**Written problem**
Only lines holding the string "double" are wanted; copy each one from the material.

(Collected data entries)
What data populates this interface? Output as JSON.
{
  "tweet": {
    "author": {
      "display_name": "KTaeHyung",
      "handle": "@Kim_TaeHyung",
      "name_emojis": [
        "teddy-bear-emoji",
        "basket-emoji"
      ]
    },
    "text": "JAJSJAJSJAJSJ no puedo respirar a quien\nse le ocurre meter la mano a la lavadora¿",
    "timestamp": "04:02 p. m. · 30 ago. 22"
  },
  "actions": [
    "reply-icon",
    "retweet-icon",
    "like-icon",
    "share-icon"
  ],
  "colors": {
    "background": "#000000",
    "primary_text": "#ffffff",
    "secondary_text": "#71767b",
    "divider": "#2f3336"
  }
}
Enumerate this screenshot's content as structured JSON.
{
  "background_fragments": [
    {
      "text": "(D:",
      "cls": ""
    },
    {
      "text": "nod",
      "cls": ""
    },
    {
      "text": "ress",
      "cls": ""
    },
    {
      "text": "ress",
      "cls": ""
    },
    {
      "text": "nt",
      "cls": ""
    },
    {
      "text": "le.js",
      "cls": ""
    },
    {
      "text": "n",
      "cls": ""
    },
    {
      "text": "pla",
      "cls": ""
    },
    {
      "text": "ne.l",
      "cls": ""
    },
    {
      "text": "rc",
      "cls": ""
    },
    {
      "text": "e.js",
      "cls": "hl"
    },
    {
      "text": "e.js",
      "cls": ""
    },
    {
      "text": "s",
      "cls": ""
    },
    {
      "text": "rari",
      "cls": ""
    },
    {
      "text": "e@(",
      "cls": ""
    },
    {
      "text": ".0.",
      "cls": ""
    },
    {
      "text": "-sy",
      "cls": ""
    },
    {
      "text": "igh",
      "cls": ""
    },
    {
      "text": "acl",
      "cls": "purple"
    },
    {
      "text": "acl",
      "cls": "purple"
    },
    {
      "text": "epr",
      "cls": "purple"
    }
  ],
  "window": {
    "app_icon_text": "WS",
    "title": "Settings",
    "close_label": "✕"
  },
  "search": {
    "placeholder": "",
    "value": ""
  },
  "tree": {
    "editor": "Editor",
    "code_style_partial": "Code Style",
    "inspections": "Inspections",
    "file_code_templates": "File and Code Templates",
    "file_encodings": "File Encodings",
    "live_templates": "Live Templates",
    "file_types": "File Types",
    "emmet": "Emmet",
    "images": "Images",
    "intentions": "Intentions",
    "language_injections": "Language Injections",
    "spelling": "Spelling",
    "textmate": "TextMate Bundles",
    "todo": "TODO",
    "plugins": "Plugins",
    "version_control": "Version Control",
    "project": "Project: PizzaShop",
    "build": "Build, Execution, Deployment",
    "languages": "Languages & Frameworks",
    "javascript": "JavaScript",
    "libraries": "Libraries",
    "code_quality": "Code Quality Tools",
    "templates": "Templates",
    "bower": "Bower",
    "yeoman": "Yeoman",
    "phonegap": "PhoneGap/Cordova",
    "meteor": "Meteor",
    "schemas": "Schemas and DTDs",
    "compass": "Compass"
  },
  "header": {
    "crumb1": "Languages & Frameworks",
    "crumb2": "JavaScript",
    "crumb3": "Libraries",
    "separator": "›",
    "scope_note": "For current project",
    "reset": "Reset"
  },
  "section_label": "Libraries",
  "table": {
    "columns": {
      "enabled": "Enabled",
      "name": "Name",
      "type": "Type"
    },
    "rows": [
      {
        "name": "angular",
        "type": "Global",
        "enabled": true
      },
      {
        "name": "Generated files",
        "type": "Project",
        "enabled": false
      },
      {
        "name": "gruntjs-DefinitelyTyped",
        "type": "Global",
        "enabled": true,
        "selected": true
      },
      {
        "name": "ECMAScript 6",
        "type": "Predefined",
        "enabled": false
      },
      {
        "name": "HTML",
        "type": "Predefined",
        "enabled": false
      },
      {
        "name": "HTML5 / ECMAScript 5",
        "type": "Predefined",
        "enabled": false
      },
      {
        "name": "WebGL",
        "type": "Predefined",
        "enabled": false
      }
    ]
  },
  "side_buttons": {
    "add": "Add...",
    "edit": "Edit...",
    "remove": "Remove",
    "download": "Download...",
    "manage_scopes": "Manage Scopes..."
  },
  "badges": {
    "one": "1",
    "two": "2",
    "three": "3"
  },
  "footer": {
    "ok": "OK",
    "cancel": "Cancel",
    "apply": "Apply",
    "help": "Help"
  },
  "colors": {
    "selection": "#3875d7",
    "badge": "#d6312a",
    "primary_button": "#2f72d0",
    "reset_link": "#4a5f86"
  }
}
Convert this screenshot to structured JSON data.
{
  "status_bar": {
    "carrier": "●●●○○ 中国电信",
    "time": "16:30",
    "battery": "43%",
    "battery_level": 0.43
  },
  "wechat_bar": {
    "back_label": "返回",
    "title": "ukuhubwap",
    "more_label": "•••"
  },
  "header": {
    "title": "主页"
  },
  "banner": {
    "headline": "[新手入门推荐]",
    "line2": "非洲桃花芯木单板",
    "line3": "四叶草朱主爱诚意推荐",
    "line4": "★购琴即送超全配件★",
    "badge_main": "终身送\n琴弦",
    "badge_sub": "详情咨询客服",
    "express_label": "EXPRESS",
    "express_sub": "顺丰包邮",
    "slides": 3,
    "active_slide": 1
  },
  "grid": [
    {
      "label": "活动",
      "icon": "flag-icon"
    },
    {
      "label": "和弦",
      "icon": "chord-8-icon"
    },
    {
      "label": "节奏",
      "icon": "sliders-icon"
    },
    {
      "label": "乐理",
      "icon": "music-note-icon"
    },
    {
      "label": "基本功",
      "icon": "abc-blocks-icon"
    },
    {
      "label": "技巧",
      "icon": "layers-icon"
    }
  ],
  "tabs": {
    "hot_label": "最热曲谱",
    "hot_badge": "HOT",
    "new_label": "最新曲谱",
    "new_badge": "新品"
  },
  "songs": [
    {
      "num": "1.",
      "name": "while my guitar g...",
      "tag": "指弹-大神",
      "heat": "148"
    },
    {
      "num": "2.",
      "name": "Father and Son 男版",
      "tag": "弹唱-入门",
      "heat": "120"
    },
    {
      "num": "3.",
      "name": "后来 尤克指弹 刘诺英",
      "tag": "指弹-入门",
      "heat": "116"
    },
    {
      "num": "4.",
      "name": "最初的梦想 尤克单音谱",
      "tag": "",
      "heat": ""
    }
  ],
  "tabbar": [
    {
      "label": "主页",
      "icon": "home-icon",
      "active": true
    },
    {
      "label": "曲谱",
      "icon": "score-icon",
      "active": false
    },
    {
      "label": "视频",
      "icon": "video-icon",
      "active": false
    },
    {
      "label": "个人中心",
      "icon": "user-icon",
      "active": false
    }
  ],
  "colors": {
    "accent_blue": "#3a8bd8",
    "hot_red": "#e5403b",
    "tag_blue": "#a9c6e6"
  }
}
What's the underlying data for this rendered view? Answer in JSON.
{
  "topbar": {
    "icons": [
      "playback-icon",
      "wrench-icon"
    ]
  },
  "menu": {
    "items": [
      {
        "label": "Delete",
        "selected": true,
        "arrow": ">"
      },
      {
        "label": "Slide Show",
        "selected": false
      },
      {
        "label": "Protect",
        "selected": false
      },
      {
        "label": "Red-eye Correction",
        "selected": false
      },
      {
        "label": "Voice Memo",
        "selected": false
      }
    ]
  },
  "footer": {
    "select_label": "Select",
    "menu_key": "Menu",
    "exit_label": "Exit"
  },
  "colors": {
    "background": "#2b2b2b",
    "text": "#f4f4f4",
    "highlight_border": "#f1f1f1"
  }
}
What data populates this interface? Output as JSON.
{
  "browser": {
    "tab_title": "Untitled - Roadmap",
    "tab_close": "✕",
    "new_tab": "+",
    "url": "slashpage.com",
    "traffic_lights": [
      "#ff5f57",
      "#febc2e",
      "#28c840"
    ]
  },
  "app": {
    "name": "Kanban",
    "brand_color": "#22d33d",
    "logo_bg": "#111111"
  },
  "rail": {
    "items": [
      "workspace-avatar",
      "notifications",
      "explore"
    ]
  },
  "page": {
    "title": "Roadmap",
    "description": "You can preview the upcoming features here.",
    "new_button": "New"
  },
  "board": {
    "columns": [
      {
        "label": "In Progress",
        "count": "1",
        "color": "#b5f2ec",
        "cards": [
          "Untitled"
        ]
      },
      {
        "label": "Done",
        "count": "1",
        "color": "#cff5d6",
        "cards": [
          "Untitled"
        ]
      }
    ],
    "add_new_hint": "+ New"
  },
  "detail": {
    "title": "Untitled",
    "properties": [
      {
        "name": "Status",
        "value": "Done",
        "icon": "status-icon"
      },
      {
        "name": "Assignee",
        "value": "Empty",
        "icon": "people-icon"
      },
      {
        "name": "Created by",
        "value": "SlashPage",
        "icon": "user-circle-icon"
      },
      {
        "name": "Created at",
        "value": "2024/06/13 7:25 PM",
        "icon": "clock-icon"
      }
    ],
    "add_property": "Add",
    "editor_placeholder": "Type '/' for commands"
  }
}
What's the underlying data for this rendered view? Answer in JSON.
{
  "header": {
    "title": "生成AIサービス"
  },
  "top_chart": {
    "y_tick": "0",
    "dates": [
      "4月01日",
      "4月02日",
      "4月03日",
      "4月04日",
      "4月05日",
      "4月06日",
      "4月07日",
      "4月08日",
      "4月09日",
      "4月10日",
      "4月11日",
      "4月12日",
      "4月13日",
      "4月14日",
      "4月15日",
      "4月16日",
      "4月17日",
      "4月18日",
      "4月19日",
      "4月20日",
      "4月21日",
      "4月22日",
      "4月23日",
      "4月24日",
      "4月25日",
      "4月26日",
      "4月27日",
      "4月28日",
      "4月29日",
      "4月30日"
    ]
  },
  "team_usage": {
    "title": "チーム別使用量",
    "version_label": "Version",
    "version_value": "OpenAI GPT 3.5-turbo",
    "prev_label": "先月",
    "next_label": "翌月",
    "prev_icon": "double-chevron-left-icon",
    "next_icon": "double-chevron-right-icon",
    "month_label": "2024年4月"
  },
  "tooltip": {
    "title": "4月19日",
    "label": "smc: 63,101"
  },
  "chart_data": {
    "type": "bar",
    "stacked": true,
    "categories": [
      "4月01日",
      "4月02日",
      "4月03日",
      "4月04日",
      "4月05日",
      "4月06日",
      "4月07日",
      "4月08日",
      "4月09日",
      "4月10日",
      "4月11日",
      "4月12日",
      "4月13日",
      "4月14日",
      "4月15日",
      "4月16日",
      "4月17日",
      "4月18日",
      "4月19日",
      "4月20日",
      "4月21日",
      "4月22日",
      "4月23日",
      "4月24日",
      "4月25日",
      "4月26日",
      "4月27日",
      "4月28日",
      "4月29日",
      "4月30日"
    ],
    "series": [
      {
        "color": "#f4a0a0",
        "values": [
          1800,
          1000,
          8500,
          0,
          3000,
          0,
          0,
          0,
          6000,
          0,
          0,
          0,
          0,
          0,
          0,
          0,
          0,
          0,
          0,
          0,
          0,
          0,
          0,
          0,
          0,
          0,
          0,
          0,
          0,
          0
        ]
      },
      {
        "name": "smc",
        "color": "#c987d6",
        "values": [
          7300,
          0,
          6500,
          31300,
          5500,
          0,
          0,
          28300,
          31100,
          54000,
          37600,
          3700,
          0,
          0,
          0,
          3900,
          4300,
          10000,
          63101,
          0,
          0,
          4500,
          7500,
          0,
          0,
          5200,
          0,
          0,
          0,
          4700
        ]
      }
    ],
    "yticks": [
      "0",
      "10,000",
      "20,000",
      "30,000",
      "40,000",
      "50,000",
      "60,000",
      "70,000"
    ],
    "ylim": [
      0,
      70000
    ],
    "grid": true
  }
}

**Solution**
    "prev_icon": "double-chevron-left-icon",
    "next_icon": "double-chevron-right-icon",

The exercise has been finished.